▶ [Listed records]:
++++++++++++++++++++

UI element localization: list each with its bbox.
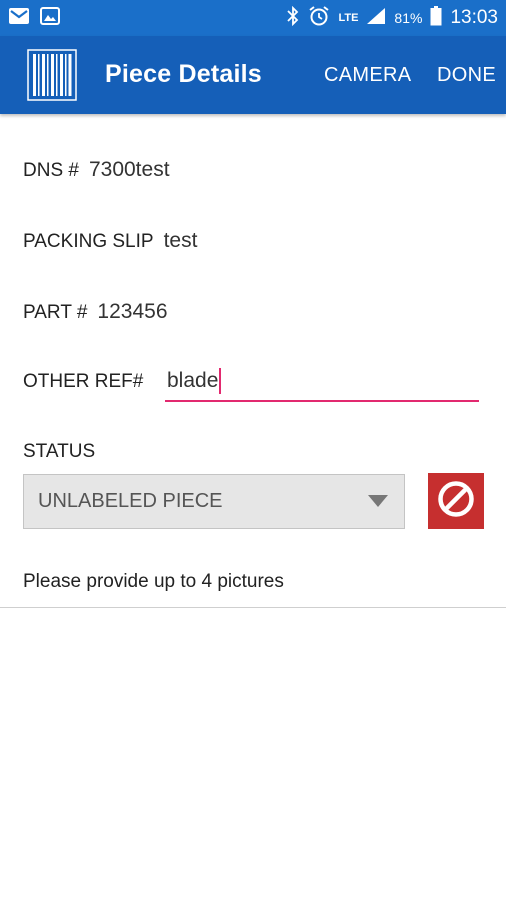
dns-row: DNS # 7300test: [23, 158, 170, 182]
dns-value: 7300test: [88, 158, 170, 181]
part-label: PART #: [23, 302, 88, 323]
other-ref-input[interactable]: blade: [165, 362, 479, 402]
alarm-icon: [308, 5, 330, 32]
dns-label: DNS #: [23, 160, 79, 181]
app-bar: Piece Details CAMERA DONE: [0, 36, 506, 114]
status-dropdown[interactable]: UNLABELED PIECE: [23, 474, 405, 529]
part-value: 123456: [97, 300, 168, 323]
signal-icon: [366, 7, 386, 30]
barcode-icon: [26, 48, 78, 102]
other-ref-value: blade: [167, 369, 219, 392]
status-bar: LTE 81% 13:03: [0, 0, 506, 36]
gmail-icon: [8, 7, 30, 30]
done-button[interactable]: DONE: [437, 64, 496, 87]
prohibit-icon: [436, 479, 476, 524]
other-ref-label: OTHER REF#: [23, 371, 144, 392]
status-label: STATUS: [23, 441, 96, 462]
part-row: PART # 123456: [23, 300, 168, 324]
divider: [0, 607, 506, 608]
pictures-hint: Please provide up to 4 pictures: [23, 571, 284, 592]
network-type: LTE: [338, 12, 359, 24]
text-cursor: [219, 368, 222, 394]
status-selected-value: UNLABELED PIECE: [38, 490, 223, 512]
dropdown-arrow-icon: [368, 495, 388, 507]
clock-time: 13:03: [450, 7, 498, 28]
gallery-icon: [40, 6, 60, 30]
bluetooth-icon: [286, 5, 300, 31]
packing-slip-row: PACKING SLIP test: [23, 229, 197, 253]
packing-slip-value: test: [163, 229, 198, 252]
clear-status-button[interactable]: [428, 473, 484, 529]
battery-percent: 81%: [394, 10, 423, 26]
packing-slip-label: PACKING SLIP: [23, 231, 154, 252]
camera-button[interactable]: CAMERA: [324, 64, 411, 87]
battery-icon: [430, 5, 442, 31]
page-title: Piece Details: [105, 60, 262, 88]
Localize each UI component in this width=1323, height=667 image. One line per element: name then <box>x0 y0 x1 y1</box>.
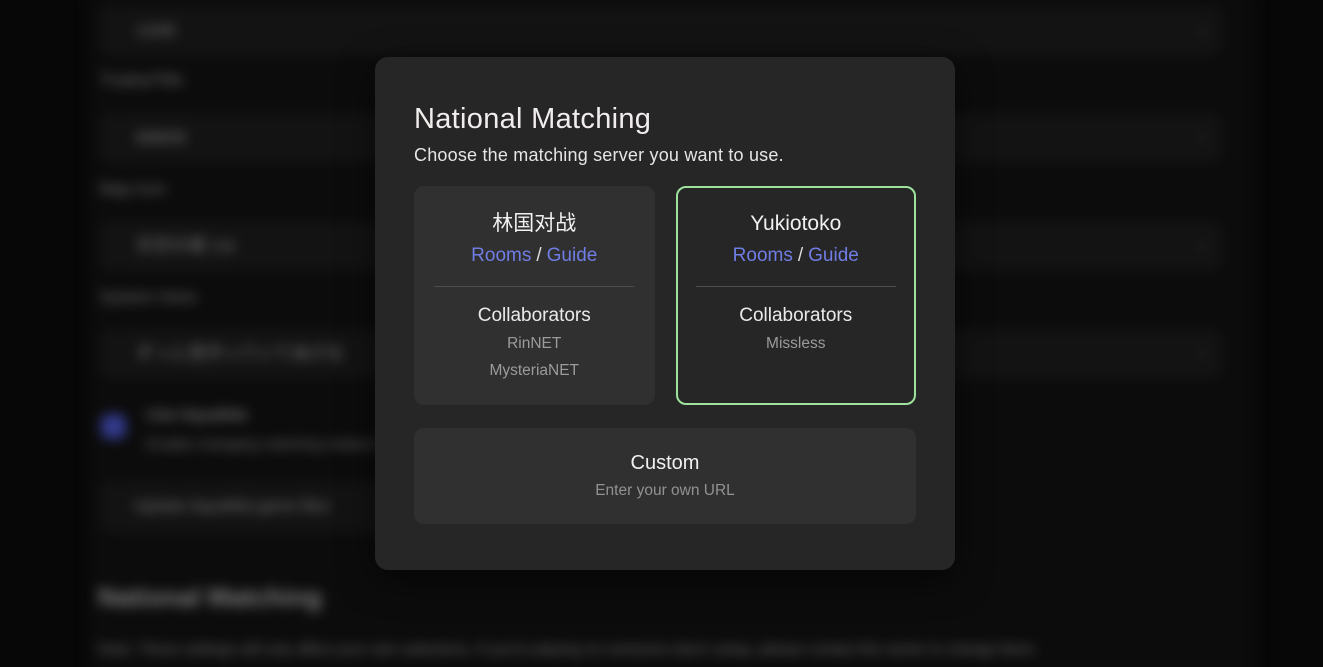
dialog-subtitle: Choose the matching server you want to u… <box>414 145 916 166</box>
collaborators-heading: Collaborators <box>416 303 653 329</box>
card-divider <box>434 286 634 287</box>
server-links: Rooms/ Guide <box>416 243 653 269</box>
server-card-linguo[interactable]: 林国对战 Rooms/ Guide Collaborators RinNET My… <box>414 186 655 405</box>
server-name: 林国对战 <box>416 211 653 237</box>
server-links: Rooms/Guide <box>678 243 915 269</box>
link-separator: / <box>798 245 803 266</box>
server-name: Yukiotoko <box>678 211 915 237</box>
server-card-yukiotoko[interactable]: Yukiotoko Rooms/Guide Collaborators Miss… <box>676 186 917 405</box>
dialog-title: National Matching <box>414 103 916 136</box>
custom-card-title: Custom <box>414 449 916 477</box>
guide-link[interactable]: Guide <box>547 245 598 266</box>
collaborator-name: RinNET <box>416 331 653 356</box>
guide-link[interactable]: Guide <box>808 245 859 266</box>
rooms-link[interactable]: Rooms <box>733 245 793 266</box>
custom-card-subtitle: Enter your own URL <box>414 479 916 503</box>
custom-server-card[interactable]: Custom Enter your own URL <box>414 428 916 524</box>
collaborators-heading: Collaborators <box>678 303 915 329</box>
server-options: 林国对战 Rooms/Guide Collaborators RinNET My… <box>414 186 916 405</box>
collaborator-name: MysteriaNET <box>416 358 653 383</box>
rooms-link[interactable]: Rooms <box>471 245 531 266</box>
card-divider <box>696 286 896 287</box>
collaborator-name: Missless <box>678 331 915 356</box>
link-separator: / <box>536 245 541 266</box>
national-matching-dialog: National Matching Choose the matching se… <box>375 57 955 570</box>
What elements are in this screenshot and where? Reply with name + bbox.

++++++++++++++++++++

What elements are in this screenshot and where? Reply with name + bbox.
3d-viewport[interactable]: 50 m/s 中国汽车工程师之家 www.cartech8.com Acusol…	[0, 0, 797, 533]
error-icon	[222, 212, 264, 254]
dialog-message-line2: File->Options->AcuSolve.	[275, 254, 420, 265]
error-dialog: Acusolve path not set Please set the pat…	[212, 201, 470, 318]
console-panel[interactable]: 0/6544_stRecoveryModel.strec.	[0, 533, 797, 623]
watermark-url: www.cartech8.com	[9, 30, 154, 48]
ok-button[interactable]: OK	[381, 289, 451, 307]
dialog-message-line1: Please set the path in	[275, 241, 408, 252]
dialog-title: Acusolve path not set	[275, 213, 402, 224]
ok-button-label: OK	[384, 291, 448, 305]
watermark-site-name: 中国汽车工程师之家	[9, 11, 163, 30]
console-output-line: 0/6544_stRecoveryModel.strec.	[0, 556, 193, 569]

++++++++++++++++++++

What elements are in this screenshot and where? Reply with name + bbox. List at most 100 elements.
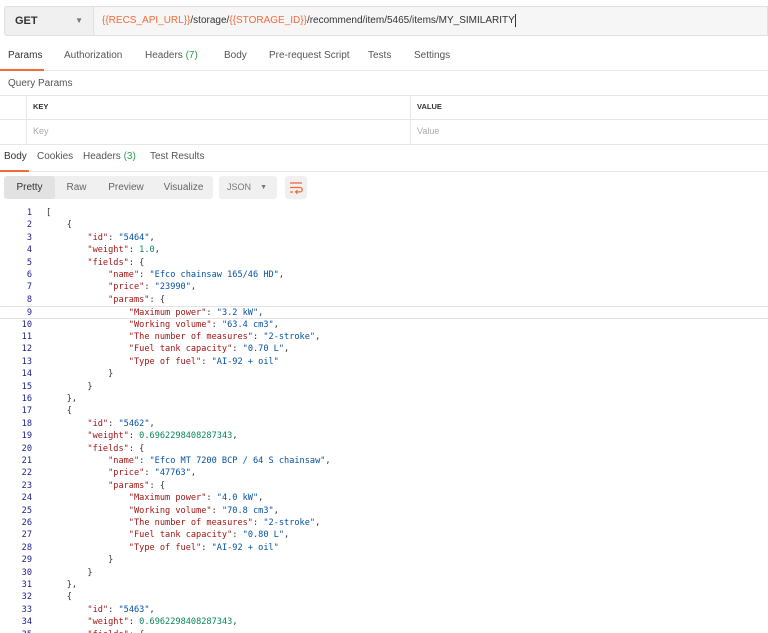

++++++++++++++++++++

▶ [Requirements]: Begin at the line that has "UI element localization: list" and stop after the line that has "barcode-icon: [26, 48, 78, 102]", writing those lines out again with "notification-icon" substituted for "alarm-icon" and nothing else altered. Leave out the pictures.

▶ [Correct answer]:
UI element localization: list each with its bbox.
dns-row: DNS # 7300test: [23, 158, 170, 182]
dns-value: 7300test: [88, 158, 170, 181]
part-label: PART #: [23, 302, 88, 323]
other-ref-input[interactable]: blade: [165, 362, 479, 402]
notification-icon: [308, 5, 330, 32]
dns-label: DNS #: [23, 160, 79, 181]
app-bar: Piece Details CAMERA DONE: [0, 36, 506, 114]
status-dropdown[interactable]: UNLABELED PIECE: [23, 474, 405, 529]
part-value: 123456: [97, 300, 168, 323]
signal-icon: [366, 7, 386, 30]
barcode-icon: [26, 48, 78, 102]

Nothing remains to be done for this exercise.